Stated goal -> From the entries below, copy every line holding the word "ishlab".

Record excerpts ->
^^^^^^^^^^^^^^^^
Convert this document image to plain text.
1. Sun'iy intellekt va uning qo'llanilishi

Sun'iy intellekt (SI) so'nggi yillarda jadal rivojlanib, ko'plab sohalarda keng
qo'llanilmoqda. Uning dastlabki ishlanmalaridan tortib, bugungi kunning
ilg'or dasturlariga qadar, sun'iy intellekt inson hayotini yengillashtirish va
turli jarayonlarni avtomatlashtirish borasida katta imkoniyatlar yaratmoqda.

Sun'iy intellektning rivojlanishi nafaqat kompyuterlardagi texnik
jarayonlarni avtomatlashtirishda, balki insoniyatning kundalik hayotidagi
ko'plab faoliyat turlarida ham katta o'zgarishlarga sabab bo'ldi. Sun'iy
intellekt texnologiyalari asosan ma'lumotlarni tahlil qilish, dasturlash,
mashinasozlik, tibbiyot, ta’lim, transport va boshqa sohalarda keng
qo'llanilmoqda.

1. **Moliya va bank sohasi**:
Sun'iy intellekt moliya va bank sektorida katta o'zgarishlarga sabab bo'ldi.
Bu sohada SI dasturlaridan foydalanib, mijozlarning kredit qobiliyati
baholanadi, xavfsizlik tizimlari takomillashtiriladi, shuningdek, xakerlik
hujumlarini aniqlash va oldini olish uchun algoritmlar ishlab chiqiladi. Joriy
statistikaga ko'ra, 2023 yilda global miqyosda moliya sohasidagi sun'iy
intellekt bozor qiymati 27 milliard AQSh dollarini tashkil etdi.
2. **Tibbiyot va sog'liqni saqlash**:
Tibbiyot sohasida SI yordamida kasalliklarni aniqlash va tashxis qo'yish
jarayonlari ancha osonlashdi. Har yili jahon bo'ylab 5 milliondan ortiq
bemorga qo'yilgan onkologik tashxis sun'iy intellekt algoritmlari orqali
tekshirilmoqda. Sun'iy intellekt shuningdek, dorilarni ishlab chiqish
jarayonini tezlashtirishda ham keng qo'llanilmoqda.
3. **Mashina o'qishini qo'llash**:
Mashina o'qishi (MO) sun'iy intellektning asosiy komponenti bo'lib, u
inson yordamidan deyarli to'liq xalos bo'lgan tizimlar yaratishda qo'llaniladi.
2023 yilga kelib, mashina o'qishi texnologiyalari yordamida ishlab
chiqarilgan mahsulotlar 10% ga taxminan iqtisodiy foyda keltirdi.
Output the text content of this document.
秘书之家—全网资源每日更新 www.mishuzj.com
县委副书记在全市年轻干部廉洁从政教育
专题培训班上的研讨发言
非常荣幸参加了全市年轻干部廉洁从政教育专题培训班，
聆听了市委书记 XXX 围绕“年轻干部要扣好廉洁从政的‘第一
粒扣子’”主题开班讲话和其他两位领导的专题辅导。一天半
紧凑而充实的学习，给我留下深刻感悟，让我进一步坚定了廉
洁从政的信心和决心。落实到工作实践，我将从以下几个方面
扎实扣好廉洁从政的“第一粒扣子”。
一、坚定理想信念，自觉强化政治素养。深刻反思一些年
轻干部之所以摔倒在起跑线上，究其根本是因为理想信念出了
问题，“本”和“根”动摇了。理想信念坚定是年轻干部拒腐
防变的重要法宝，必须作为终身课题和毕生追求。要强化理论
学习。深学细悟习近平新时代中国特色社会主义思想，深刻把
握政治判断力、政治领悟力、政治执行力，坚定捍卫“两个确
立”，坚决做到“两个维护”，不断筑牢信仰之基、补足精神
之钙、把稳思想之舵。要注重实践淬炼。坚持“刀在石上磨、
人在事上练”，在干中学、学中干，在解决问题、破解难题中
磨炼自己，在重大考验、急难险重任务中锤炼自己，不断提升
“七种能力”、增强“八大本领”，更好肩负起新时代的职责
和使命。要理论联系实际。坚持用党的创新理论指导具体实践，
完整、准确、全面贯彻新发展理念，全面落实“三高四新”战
^^^^^^^^^^^^^^^^
Solution to the exercise ->
hujumlarini aniqlash va oldini olish uchun algoritmlar ishlab chiqiladi. Joriy
tekshirilmoqda. Sun'iy intellekt shuningdek, dorilarni ishlab chiqish
2023 yilga kelib, mashina o'qishi texnologiyalari yordamida ishlab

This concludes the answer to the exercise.